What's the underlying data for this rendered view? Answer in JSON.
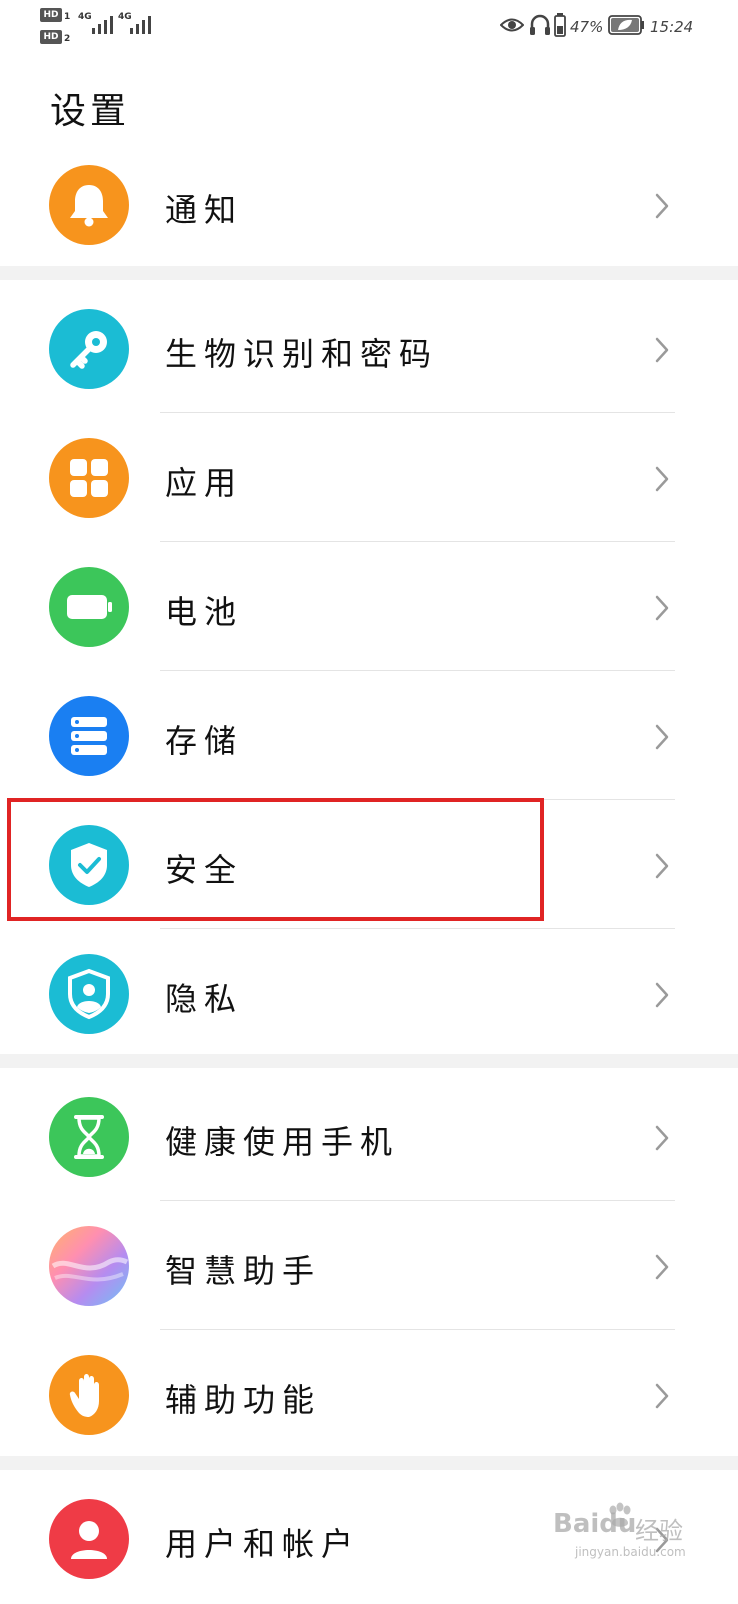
{
  "status_bar": {
    "sim1_badge": "HD",
    "sim1_num": "1",
    "sim2_badge": "HD",
    "sim2_num": "2",
    "net1": "4G",
    "net2": "4G",
    "battery_percent": "47%",
    "time": "15:24",
    "icons": [
      "eye-icon",
      "headphones-icon",
      "battery-icon",
      "leaf-battery-saver-icon"
    ]
  },
  "page": {
    "title": "设置"
  },
  "items": [
    {
      "label": "通知",
      "icon": "bell-icon",
      "color": "#f7941d"
    },
    {
      "label": "生物识别和密码",
      "icon": "key-icon",
      "color": "#1bbcd4"
    },
    {
      "label": "应用",
      "icon": "apps-grid-icon",
      "color": "#f7941d"
    },
    {
      "label": "电池",
      "icon": "battery-icon",
      "color": "#3cc65a"
    },
    {
      "label": "存储",
      "icon": "storage-icon",
      "color": "#1a7ff2"
    },
    {
      "label": "安全",
      "icon": "shield-check-icon",
      "color": "#1bbcd4"
    },
    {
      "label": "隐私",
      "icon": "privacy-shield-icon",
      "color": "#1bbcd4"
    },
    {
      "label": "健康使用手机",
      "icon": "hourglass-icon",
      "color": "#3cc65a"
    },
    {
      "label": "智慧助手",
      "icon": "assistant-gradient-icon",
      "color": "#c9a2e0"
    },
    {
      "label": "辅助功能",
      "icon": "hand-icon",
      "color": "#f7941d"
    },
    {
      "label": "用户和帐户",
      "icon": "user-icon",
      "color": "#ef3b46"
    }
  ],
  "watermark": {
    "brand": "Baidu",
    "cn": "经验",
    "url": "jingyan.baidu.com"
  },
  "colors": {
    "highlight": "#e02424",
    "chevron": "#9a9a9a"
  }
}
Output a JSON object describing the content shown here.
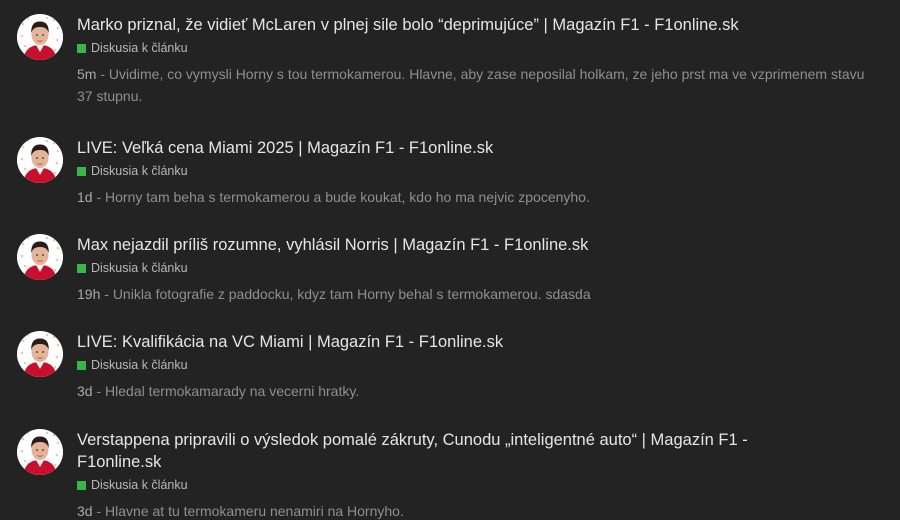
{
  "items": [
    {
      "title": "Marko priznal, že vidieť McLaren v plnej sile bolo “deprimujúce” | Magazín F1 - F1online.sk",
      "tag": "Diskusia k článku",
      "time": "5m",
      "separator": " - ",
      "comment": "Uvidime, co vymysli Horny s tou termokamerou. Hlavne, aby zase neposilal holkam, ze jeho prst ma ve vzprimenem stavu 37 stupnu."
    },
    {
      "title": "LIVE: Veľká cena Miami 2025 | Magazín F1 - F1online.sk",
      "tag": "Diskusia k článku",
      "time": "1d",
      "separator": " - ",
      "comment": "Horny tam beha s termokamerou a bude koukat, kdo ho ma nejvic zpocenyho."
    },
    {
      "title": "Max nejazdil príliš rozumne, vyhlásil Norris | Magazín F1 - F1online.sk",
      "tag": "Diskusia k článku",
      "time": "19h",
      "separator": " - ",
      "comment": "Unikla fotografie z paddocku, kdyz tam Horny behal s termokamerou. sdasda"
    },
    {
      "title": "LIVE: Kvalifikácia na VC Miami | Magazín F1 - F1online.sk",
      "tag": "Diskusia k článku",
      "time": "3d",
      "separator": " - ",
      "comment": "Hledal termokamarady na vecerni hratky."
    },
    {
      "title": "Verstappena pripravili o výsledok pomalé zákruty, Cunodu „inteligentné auto“ | Magazín F1 - F1online.sk",
      "tag": "Diskusia k článku",
      "time": "3d",
      "separator": " - ",
      "comment": "Hlavne at tu termokameru nenamiri na Hornyho."
    }
  ],
  "colors": {
    "background": "#232323",
    "title": "#e6e6e6",
    "tag_square": "#39b54a",
    "comment": "#8f8f8f"
  },
  "icons": {
    "avatar": "user-avatar-icon",
    "tag": "green-square-icon"
  }
}
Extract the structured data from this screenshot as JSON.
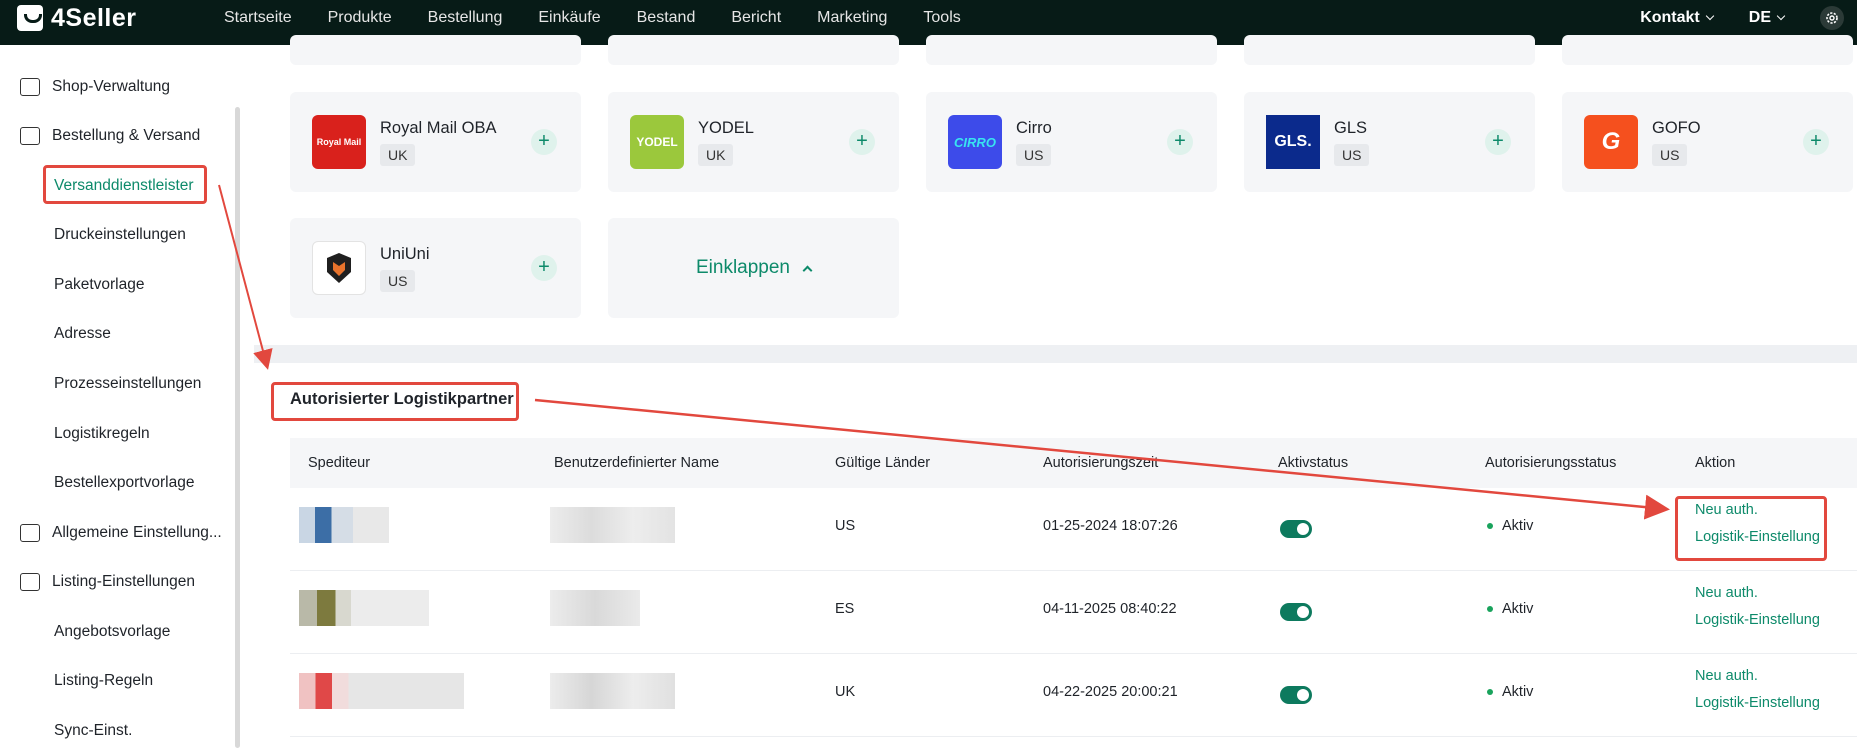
{
  "app": {
    "logo_text": "4Seller"
  },
  "nav": [
    "Startseite",
    "Produkte",
    "Bestellung",
    "Einkäufe",
    "Bestand",
    "Bericht",
    "Marketing",
    "Tools"
  ],
  "top_right": {
    "contact": "Kontakt",
    "language": "DE"
  },
  "sidebar": {
    "items": [
      {
        "label": "Shop-Verwaltung",
        "type": "group",
        "icon": "shop-icon"
      },
      {
        "label": "Bestellung & Versand",
        "type": "group",
        "icon": "order-icon"
      },
      {
        "label": "Versanddienstleister",
        "type": "sub",
        "active": true
      },
      {
        "label": "Druckeinstellungen",
        "type": "sub"
      },
      {
        "label": "Paketvorlage",
        "type": "sub"
      },
      {
        "label": "Adresse",
        "type": "sub"
      },
      {
        "label": "Prozesseinstellungen",
        "type": "sub"
      },
      {
        "label": "Logistikregeln",
        "type": "sub"
      },
      {
        "label": "Bestellexportvorlage",
        "type": "sub"
      },
      {
        "label": "Allgemeine Einstellung...",
        "type": "group",
        "icon": "settings-icon"
      },
      {
        "label": "Listing-Einstellungen",
        "type": "group",
        "icon": "upload-icon"
      },
      {
        "label": "Angebotsvorlage",
        "type": "sub"
      },
      {
        "label": "Listing-Regeln",
        "type": "sub"
      },
      {
        "label": "Sync-Einst.",
        "type": "sub"
      }
    ]
  },
  "carriers": [
    {
      "name": "Royal Mail OBA",
      "region": "UK",
      "logo_text": "Royal Mail",
      "color": "#d9211c"
    },
    {
      "name": "YODEL",
      "region": "UK",
      "logo_text": "YODEL",
      "color": "#9bc83c"
    },
    {
      "name": "Cirro",
      "region": "US",
      "logo_text": "CIRRO",
      "color": "#3d4bea"
    },
    {
      "name": "GLS",
      "region": "US",
      "logo_text": "GLS.",
      "color": "#0b2a8c"
    },
    {
      "name": "GOFO",
      "region": "US",
      "logo_text": "G",
      "color": "#f5501e"
    },
    {
      "name": "UniUni",
      "region": "US",
      "logo_text": "",
      "color": "#ffffff"
    }
  ],
  "collapse_label": "Einklappen",
  "section_title": "Autorisierter Logistikpartner",
  "table": {
    "headers": [
      "Spediteur",
      "Benutzerdefinierter Name",
      "Gültige Länder",
      "Autorisierungszeit",
      "Aktivstatus",
      "Autorisierungsstatus",
      "Aktion"
    ],
    "rows": [
      {
        "country": "US",
        "time": "01-25-2024 18:07:26",
        "status": "Aktiv",
        "action1": "Neu auth.",
        "action2": "Logistik-Einstellung",
        "accent": "#3c6ea6"
      },
      {
        "country": "ES",
        "time": "04-11-2025 08:40:22",
        "status": "Aktiv",
        "action1": "Neu auth.",
        "action2": "Logistik-Einstellung",
        "accent": "#7d7a3e"
      },
      {
        "country": "UK",
        "time": "04-22-2025 20:00:21",
        "status": "Aktiv",
        "action1": "Neu auth.",
        "action2": "Logistik-Einstellung",
        "accent": "#e04848"
      }
    ]
  }
}
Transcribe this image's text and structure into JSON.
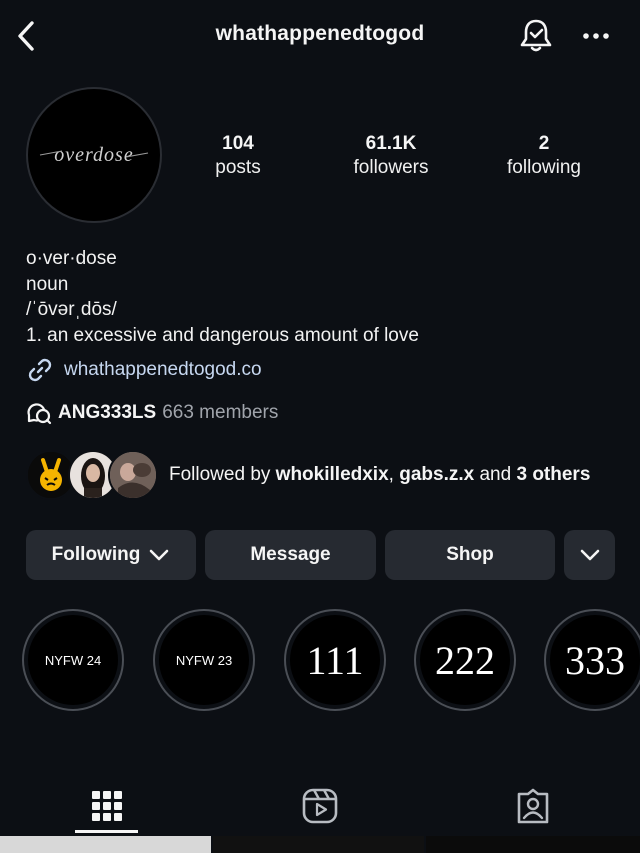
{
  "header": {
    "username": "whathappenedtogod",
    "icons": {
      "back": "chevron-left-icon",
      "bell": "notification-bell-icon",
      "more": "more-horizontal-icon"
    }
  },
  "profile": {
    "avatar_text": "overdose",
    "stats": {
      "posts": {
        "value": "104",
        "label": "posts"
      },
      "followers": {
        "value": "61.1K",
        "label": "followers"
      },
      "following": {
        "value": "2",
        "label": "following"
      }
    },
    "bio": [
      "o·ver·dose",
      "noun",
      "/ˈōvərˌdōs/",
      "1. an excessive and dangerous amount of love"
    ],
    "link": {
      "text": "whathappenedtogod.co",
      "icon": "link-icon"
    },
    "channel": {
      "name": "ANG333LS",
      "members": "663 members",
      "icon": "broadcast-channel-icon"
    },
    "followed_by": {
      "prefix": "Followed by",
      "user1": "whokilledxix",
      "separator": ",",
      "user2": "gabs.z.x",
      "conjunction": "and",
      "others": "3 others"
    }
  },
  "actions": {
    "following": "Following",
    "message": "Message",
    "shop": "Shop"
  },
  "highlights": [
    {
      "label": "NYFW 24"
    },
    {
      "label": "NYFW 23"
    },
    {
      "label": "111"
    },
    {
      "label": "222"
    },
    {
      "label": "333"
    }
  ],
  "tabs": [
    {
      "name": "posts-grid",
      "icon": "grid-icon"
    },
    {
      "name": "reels",
      "icon": "reels-icon"
    },
    {
      "name": "tagged",
      "icon": "tagged-person-icon"
    }
  ],
  "colors": {
    "background": "#0c0f14",
    "button": "#262a31",
    "link": "#c6d7f0",
    "muted": "#a0a4ab"
  }
}
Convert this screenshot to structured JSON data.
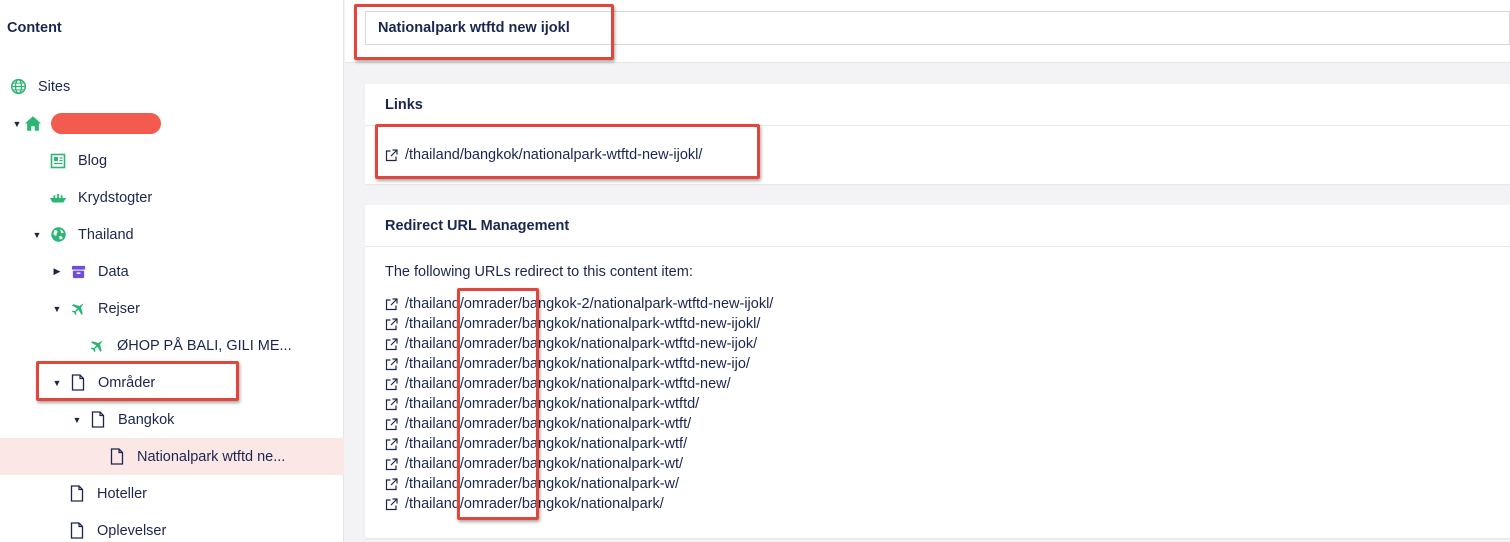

▸ **WHAT THE EXERCISE ASKS**
Go through the material line by line. Show each line that contains the string "chevron".

▸ **SOLUTION TO THIS PROBLEM**
    "chevron": "#9a9a9a"
      "back": "chevron-left-icon",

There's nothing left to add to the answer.